• [TO BE DONE] Each line that holds the word "text" counts once; give the total number of such lines and nothing else.
------
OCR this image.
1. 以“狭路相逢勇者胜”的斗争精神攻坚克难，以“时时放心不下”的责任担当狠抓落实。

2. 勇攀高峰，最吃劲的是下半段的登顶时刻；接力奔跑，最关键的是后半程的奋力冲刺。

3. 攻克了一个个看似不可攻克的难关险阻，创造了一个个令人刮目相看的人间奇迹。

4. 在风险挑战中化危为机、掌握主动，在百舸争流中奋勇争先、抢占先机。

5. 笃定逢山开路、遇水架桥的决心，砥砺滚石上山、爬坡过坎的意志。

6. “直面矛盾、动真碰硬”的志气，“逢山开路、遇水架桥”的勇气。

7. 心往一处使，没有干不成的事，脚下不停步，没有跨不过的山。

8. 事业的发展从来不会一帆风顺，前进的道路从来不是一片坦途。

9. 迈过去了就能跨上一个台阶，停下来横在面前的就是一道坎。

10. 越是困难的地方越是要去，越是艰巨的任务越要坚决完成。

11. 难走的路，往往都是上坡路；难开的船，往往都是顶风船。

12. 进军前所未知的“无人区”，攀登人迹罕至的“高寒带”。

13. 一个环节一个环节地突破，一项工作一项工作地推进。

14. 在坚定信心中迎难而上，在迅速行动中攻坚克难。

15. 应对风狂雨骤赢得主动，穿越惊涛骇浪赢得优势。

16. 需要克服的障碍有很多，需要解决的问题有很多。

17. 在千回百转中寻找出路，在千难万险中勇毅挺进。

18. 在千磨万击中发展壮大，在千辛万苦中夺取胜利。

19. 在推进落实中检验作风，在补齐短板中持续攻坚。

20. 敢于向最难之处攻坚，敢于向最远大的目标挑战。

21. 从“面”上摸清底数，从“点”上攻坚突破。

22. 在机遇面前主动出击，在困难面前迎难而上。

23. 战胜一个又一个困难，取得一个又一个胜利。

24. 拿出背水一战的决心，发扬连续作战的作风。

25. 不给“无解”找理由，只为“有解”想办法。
------
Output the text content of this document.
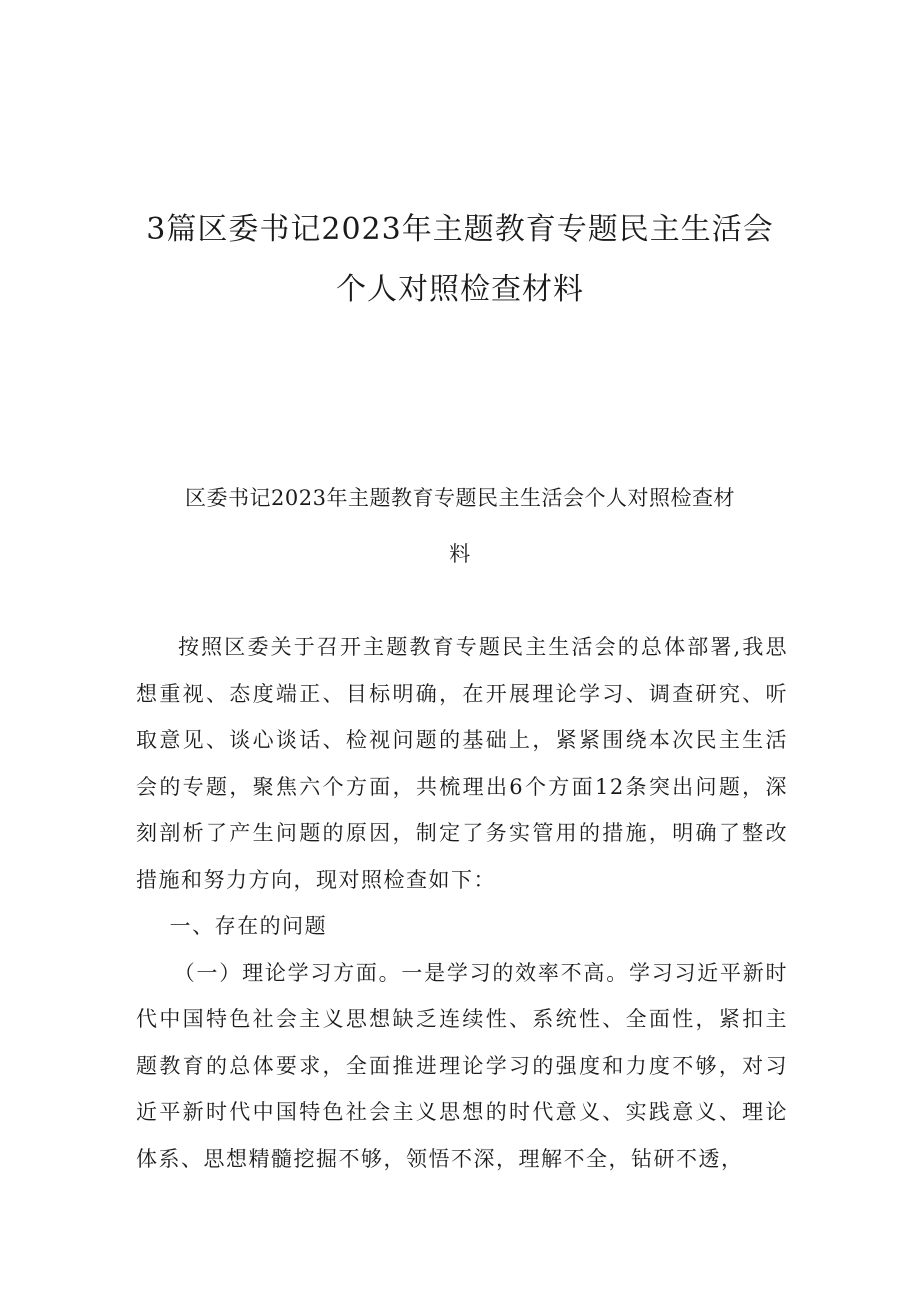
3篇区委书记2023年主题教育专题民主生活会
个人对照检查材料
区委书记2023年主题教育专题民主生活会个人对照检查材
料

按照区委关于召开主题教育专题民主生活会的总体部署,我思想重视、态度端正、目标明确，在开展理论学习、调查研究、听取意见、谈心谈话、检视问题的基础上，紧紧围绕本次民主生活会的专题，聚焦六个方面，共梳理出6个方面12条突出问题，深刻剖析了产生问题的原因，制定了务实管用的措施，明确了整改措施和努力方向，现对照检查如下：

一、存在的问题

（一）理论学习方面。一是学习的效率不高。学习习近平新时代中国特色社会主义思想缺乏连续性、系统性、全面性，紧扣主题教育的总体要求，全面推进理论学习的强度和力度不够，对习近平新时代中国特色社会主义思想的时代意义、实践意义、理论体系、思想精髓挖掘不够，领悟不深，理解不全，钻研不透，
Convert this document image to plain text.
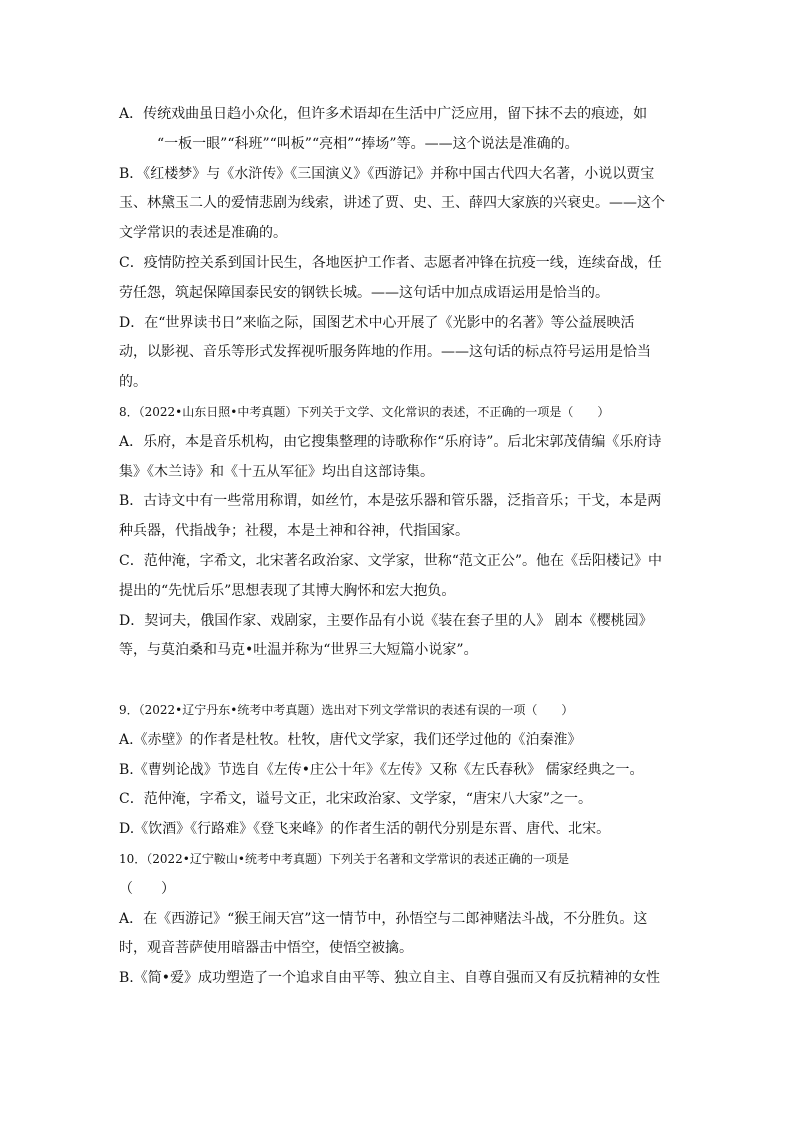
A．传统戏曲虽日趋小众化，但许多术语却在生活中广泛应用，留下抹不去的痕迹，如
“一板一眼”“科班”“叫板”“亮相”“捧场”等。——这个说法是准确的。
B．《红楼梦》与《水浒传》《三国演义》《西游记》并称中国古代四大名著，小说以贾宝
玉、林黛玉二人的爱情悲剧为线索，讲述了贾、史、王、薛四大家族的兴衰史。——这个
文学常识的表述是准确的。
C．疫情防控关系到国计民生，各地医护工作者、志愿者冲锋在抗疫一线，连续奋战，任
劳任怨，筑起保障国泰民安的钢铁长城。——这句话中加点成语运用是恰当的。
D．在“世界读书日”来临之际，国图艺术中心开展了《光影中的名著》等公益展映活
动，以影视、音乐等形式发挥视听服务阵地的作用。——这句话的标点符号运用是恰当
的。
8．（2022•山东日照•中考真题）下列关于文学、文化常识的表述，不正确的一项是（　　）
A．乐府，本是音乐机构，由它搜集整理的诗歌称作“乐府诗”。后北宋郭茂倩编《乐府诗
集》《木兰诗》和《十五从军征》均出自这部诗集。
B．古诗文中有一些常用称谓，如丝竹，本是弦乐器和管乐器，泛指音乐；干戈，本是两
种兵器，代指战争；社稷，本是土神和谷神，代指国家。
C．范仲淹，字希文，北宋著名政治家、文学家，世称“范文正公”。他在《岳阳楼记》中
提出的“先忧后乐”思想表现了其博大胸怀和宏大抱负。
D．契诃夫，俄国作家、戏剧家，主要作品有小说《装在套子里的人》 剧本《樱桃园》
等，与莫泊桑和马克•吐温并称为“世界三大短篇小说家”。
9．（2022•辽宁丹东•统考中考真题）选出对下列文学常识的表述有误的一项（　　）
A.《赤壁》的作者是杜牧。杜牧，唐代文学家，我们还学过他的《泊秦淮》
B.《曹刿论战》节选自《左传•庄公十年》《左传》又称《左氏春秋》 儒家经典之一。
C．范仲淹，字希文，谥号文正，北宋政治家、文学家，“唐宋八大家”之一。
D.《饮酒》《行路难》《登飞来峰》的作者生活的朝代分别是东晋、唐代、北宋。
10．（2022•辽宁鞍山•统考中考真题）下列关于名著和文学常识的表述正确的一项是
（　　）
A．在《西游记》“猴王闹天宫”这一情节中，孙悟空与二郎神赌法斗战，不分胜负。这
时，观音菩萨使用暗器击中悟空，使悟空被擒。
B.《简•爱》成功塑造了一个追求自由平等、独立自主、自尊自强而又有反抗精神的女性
------
• [WRITTEN ANSWER] 2